**EXERCISE DETAILS**
Lines that hold the word "said" should be located and copied.

++++ DATA TO USE ++++

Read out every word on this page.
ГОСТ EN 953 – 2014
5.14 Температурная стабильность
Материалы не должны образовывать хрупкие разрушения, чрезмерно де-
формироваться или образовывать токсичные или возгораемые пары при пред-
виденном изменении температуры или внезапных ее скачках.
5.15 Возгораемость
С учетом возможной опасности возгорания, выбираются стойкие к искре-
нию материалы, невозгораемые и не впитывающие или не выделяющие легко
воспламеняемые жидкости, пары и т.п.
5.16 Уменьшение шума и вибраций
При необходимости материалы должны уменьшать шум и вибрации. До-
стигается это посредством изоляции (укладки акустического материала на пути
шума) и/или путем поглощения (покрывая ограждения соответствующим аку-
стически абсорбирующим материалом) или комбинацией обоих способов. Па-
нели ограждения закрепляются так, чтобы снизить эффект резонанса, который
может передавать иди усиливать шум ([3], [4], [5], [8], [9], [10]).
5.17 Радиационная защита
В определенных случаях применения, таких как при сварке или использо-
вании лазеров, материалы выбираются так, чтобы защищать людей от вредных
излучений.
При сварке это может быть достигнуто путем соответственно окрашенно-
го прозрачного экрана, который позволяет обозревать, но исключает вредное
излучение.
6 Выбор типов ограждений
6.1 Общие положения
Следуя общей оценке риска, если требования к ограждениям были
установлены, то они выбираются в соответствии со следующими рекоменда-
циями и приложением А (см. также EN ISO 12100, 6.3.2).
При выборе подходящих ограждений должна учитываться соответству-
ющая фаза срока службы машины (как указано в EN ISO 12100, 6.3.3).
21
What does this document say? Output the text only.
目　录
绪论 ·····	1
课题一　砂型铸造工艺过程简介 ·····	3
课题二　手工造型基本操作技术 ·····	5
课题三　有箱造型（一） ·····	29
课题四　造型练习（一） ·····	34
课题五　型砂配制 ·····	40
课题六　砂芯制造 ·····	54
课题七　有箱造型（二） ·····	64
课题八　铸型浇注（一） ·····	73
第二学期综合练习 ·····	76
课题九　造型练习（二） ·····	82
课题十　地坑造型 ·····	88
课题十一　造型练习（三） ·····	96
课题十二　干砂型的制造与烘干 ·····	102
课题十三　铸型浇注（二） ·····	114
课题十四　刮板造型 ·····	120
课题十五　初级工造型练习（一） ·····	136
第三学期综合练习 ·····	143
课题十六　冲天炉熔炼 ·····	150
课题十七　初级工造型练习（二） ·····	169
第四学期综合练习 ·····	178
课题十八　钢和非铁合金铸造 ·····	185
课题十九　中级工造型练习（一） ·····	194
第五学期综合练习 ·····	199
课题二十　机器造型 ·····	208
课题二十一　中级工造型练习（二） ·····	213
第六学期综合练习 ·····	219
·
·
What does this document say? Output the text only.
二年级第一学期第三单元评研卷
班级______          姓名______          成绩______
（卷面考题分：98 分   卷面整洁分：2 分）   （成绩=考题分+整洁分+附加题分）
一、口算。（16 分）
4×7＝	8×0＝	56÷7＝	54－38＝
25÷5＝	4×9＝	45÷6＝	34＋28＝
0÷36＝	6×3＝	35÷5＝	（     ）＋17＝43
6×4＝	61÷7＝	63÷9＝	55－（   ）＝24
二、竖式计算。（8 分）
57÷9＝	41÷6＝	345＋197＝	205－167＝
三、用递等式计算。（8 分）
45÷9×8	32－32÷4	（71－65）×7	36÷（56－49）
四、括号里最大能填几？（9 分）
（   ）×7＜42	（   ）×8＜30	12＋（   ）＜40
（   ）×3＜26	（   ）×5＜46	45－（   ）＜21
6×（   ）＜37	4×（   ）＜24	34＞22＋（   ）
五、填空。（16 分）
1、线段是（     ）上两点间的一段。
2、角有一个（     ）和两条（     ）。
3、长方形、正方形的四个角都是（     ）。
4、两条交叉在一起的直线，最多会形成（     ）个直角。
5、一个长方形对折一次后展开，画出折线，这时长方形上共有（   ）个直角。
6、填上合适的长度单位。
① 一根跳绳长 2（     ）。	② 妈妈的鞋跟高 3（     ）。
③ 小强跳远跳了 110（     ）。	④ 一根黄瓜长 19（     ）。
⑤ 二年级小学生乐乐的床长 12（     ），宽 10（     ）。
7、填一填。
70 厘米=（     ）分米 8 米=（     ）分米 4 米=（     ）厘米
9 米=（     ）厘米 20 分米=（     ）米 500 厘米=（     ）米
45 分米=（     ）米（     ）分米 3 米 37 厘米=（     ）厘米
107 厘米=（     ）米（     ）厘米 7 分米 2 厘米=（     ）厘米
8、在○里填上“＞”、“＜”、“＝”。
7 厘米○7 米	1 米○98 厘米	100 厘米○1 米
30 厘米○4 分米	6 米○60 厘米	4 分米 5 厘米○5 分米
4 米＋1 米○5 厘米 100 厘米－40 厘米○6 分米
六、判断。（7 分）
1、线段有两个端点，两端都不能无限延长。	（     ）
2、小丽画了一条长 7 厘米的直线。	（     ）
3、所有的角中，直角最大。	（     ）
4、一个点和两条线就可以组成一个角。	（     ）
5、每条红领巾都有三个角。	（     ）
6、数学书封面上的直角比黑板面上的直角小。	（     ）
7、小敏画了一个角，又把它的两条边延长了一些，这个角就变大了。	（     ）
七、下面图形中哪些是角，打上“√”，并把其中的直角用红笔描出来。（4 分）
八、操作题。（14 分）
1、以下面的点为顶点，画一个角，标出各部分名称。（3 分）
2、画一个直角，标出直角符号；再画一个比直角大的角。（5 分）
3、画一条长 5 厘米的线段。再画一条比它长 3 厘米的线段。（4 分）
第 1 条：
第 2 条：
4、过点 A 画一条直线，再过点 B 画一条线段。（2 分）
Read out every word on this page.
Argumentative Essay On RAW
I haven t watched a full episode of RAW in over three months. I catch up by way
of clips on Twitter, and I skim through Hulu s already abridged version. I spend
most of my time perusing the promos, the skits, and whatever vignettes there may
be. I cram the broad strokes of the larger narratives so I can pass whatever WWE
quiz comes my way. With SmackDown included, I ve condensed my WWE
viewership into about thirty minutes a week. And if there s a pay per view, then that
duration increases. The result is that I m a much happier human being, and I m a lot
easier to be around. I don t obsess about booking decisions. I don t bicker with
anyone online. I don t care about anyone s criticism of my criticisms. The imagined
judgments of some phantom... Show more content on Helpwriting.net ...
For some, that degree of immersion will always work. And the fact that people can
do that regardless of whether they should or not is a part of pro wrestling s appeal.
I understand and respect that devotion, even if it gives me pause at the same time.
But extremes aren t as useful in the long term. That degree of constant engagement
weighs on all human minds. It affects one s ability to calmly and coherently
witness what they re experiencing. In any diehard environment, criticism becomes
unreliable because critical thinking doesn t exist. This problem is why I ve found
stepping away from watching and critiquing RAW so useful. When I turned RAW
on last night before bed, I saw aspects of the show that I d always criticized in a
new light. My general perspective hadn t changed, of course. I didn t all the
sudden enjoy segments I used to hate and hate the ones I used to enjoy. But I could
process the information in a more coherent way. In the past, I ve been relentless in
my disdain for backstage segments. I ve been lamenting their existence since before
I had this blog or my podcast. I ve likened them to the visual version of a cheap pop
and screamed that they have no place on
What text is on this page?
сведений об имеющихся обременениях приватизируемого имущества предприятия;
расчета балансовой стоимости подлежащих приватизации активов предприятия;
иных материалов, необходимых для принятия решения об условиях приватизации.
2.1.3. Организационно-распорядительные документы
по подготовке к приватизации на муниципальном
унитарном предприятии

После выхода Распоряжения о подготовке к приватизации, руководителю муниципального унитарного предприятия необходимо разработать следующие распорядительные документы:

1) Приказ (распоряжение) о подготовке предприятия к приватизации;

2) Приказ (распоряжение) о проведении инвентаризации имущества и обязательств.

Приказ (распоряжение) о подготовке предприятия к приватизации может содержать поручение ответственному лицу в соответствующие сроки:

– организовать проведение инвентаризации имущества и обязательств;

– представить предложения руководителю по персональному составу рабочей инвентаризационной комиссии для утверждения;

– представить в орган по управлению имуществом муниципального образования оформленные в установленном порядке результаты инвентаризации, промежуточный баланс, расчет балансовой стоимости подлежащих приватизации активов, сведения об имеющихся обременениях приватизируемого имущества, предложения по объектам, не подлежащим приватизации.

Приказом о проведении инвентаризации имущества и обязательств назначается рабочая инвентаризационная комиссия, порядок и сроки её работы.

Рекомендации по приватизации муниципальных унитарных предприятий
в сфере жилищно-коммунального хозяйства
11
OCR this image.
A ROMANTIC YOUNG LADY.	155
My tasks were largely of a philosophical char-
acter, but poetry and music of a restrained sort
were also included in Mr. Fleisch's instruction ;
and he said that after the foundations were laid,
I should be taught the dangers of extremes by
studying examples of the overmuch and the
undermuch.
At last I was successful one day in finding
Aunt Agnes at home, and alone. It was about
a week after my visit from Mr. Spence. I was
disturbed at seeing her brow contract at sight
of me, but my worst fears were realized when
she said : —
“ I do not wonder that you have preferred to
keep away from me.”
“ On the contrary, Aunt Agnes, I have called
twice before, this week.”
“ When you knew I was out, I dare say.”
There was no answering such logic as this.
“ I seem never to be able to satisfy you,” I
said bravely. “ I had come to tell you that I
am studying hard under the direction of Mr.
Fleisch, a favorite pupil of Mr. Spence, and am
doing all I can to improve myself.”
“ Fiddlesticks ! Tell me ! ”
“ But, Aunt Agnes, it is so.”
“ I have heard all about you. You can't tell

++++

**EXERCISE ANSWER**
and he said that after the foundations were laid,
she said : —
said bravely. “ I had come to tell you that I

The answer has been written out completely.